Exercise
Below is a listing. Gather each line of it that contains "name".

Given information
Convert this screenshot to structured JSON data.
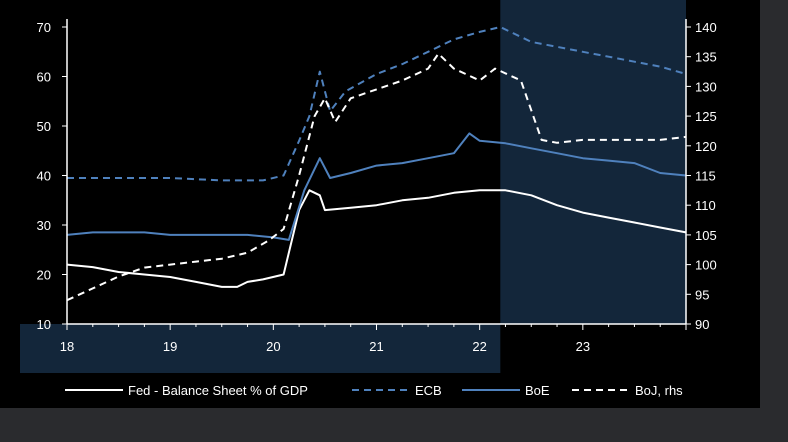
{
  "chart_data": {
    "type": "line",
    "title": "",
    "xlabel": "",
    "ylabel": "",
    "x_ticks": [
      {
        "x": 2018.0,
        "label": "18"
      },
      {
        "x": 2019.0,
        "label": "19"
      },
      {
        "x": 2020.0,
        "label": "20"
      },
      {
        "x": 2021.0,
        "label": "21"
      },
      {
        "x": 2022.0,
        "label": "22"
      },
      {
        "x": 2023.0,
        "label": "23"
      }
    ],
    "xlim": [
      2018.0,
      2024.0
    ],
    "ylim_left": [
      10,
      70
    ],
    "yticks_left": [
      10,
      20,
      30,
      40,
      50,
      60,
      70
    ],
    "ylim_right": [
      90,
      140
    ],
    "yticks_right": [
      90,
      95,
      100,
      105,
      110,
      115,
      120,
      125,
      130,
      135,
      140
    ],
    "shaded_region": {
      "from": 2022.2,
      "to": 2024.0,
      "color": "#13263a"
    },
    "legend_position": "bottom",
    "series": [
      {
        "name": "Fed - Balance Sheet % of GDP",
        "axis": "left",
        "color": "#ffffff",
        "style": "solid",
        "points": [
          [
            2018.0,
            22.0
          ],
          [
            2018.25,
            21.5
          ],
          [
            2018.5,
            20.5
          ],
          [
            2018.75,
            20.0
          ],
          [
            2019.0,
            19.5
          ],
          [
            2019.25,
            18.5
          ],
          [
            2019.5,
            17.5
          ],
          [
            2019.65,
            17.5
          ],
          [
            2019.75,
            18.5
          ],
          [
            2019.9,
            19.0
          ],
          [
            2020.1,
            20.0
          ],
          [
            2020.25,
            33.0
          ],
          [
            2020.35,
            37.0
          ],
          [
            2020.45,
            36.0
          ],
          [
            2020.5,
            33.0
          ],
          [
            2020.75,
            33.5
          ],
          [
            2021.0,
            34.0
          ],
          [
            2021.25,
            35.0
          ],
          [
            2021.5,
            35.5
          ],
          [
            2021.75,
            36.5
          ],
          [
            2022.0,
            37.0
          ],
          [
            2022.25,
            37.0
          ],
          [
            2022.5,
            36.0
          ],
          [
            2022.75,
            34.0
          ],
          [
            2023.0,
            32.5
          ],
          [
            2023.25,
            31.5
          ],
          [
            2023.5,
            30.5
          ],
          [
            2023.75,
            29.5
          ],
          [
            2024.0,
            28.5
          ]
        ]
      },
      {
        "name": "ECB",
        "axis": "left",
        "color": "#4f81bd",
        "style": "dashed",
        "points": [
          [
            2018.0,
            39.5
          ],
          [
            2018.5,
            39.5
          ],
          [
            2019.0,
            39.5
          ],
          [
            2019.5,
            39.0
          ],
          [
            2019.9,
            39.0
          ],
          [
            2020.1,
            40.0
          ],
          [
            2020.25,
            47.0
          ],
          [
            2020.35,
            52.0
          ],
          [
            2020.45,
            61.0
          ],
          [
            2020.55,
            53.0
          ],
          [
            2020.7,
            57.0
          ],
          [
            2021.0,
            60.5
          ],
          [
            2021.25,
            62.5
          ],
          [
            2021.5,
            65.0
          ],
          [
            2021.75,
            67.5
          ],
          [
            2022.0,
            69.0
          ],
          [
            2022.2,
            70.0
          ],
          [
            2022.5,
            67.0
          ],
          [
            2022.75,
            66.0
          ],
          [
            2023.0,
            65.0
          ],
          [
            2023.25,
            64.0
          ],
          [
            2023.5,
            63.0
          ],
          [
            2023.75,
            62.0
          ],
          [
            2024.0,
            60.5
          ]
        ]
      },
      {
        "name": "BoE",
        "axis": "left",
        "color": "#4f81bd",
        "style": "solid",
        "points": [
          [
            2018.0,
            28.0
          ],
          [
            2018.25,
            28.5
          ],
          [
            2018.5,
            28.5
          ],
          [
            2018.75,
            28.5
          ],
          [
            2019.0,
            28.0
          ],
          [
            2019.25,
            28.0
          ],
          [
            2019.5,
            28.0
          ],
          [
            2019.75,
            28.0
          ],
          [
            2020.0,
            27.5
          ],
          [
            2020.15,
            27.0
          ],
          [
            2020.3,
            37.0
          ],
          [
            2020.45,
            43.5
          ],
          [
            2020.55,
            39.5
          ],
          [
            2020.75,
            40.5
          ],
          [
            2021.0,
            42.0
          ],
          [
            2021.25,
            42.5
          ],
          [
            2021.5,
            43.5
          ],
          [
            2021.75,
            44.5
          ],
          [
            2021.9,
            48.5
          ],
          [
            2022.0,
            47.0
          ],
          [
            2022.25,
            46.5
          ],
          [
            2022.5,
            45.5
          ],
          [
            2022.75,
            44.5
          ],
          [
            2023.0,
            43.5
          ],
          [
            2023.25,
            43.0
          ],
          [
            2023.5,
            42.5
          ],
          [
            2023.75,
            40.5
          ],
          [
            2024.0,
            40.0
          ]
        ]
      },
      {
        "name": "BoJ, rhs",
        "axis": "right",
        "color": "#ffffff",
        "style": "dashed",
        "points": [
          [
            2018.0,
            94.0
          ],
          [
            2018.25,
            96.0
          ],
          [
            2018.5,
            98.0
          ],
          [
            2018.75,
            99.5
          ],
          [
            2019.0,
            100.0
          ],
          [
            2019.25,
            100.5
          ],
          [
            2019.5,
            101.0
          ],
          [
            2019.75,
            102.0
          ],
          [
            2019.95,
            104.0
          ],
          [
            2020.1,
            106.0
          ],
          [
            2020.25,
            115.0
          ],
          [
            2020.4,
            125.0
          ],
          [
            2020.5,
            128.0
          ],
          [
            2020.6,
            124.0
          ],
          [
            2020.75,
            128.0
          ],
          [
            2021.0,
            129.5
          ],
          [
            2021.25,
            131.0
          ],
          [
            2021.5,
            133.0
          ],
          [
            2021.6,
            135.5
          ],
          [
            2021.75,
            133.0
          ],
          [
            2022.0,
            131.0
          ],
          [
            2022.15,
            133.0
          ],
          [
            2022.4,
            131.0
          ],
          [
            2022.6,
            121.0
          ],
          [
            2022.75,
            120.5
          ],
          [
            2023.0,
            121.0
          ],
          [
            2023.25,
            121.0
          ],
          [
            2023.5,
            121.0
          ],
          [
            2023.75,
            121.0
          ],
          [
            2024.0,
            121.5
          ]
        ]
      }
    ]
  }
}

Completed exercise
        "name": "Fed - Balance Sheet % of GDP",
        "name": "ECB",
        "name": "BoE",
        "name": "BoJ, rhs",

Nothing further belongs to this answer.